* Questions sur documents
a: Extrayez de l’article sur le retour de Renan Hédouville le passage qui va de « Un projet de » jusqu’à « reconsidérer son projet. ».
b: Prolongez l’article sur le retour de Renan Hédouville en Haïti à la suite de sa dernière phrase.

* Extrait du document
Le jeudi 3 septembre 2026, Renan Hédouville a atterri à l’aéroport international du Cap‑Haïtien à bord d’un vol organisé par les autorités migratoires américaines. Bien que le cadre administratif qualifie ce déplacement de « reconduite », l’ancien haut fonctionnaire insiste sur le caractère volontaire de son retour.
Un projet de résidence interrompu
Présent aux États-Unis depuis près de trois décennies, Hédouville poursuivait une procédure de régularisation de son statut, motivée par la naissance de l’un de ses enfants sur le sol américain. À quelques étapes de la finalisation, il aurait été informé d’une possible arrestation à la demande du gouvernement haïtien, ce qui l’a conduit à reconsidérer son projet.
Selon ses propos à Radio Kiskeya, il a refusé de déposer une demande d’asile, estimant ne pas être en conflit avec les autorités haïtiennes. Il aurait alors sollicité l’autorisation de rentrer immédiatement, se proposant même d’acheter son billet, demande qui a été rejetée par les services migratoires.

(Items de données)
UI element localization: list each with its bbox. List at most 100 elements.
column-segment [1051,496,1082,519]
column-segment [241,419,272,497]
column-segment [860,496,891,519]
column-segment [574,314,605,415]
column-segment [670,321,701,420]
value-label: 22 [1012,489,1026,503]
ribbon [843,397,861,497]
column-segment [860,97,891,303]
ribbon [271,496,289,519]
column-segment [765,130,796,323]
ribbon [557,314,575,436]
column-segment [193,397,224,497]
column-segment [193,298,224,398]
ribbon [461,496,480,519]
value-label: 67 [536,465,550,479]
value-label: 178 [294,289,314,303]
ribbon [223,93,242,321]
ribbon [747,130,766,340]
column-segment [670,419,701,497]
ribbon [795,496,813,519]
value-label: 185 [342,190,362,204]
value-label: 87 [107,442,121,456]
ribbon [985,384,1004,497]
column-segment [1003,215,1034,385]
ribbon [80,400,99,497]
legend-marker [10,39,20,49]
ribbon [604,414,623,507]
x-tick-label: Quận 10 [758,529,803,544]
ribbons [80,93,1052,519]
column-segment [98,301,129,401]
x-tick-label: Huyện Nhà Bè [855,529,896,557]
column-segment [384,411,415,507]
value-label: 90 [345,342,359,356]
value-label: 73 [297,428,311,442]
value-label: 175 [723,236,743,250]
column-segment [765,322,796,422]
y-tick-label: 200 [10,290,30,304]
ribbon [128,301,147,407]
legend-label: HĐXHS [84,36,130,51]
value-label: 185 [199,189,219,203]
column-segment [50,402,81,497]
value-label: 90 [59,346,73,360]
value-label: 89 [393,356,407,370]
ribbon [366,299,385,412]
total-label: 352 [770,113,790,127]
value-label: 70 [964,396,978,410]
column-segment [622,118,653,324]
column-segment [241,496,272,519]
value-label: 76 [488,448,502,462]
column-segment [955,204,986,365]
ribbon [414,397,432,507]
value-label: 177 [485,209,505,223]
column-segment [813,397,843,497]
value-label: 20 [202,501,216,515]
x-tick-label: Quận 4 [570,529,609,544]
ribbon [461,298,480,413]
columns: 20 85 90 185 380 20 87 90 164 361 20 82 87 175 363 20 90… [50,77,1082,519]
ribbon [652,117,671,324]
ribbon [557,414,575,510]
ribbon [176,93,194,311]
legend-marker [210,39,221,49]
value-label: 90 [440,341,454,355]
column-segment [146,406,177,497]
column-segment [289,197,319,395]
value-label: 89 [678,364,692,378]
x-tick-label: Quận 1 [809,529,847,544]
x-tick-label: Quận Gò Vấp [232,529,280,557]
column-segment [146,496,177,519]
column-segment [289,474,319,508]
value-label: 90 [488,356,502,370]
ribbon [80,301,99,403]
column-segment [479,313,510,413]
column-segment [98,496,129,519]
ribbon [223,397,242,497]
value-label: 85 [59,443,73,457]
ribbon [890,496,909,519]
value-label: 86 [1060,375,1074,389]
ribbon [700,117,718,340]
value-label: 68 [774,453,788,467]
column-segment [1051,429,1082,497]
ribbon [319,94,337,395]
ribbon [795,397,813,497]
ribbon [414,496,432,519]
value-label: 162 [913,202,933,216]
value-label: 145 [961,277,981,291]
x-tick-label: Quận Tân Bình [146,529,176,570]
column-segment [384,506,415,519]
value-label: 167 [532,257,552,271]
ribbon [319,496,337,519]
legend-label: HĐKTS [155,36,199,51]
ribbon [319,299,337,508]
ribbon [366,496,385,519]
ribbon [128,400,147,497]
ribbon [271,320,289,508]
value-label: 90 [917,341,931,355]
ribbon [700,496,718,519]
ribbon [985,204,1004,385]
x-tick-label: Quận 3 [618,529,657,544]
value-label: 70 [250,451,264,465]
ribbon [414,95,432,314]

* Réponses successives
a:
Un projet de résidence interrompu
Présent aux États-Unis depuis près de trois décennies, Hédouville poursuivait une procédure de régularisation de son statut, motivée par la naissance de l’un de ses enfants sur le sol américain. À quelques étapes de la finalisation, il aurait été informé d’une possible arrestation à la demande du gouvernement haïtien, ce qui l’a conduit à reconsidérer son projet.

b:
Après une détention de neuf jours, il affirme que son souhait de revenir en Haïti a accéléré le traitement de son dossier, aboutissant à son rapatriement une semaine après son arrestation.
Hédouville souligne que, malgré le libellé de « déporté » attaché à son retour, il n’a jamais enfreint la législation américaine. Il décrit son passage en détention comme une leçon d’humilité, de sagesse et de sensibilité, renforçant son engagement en faveur des droits humains.
De retour sur le sol haïtien, il prévoit de reprendre ses activités d’enseignement et d’encadrement d’étudiants, tout en continuant à soutenir des projets liés aux droits civiques. Il se décrit toujours comme un « serviteur de la nation » et affirme que cette expérience constitue une étape supplémentaire dans son combat pour la protection des droits fondamentaux.